YOUR GOAL - Retype exactly the lines that run from the line with "Type out the text in this image." to the final line of the entries, keeping both ends and nothing else.

(Items from a dataset)
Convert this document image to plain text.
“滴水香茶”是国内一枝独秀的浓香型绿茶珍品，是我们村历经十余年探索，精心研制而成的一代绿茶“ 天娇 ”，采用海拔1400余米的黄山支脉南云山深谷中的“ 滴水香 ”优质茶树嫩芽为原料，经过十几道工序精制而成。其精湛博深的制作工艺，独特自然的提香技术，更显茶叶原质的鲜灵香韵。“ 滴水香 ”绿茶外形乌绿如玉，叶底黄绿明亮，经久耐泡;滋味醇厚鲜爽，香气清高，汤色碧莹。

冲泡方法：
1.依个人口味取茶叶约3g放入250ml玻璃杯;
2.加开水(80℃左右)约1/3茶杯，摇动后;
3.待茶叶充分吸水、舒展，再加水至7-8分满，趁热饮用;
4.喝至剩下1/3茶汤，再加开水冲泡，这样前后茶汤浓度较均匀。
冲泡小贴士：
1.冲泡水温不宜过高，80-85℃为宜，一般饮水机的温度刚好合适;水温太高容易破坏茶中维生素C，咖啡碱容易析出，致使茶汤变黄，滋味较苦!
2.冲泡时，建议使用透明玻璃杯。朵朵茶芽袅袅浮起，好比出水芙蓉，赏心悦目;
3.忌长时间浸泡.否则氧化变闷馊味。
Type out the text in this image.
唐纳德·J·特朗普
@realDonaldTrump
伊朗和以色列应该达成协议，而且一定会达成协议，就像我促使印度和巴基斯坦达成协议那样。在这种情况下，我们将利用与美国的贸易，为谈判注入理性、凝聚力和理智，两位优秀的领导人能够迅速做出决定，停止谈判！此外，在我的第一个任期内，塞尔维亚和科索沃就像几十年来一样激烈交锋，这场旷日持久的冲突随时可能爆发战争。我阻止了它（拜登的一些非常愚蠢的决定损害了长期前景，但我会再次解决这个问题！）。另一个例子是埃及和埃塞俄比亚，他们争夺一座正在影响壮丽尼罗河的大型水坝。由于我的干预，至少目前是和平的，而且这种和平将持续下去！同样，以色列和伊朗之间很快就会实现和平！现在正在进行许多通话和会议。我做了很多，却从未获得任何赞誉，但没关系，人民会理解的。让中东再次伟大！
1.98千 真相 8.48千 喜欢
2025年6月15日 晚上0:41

COMPLETED TASK -
Type out the text in this image.
唐纳德·J·特朗普
@realDonaldTrump
伊朗和以色列应该达成协议，而且一定会达成协议，就像我促使印度和巴基斯坦达成协议那样。在这种情况下，我们将利用与美国的贸易，为谈判注入理性、凝聚力和理智，两位优秀的领导人能够迅速做出决定，停止谈判！此外，在我的第一个任期内，塞尔维亚和科索沃就像几十年来一样激烈交锋，这场旷日持久的冲突随时可能爆发战争。我阻止了它（拜登的一些非常愚蠢的决定损害了长期前景，但我会再次解决这个问题！）。另一个例子是埃及和埃塞俄比亚，他们争夺一座正在影响壮丽尼罗河的大型水坝。由于我的干预，至少目前是和平的，而且这种和平将持续下去！同样，以色列和伊朗之间很快就会实现和平！现在正在进行许多通话和会议。我做了很多，却从未获得任何赞誉，但没关系，人民会理解的。让中东再次伟大！
1.98千 真相 8.48千 喜欢
2025年6月15日 晚上0:41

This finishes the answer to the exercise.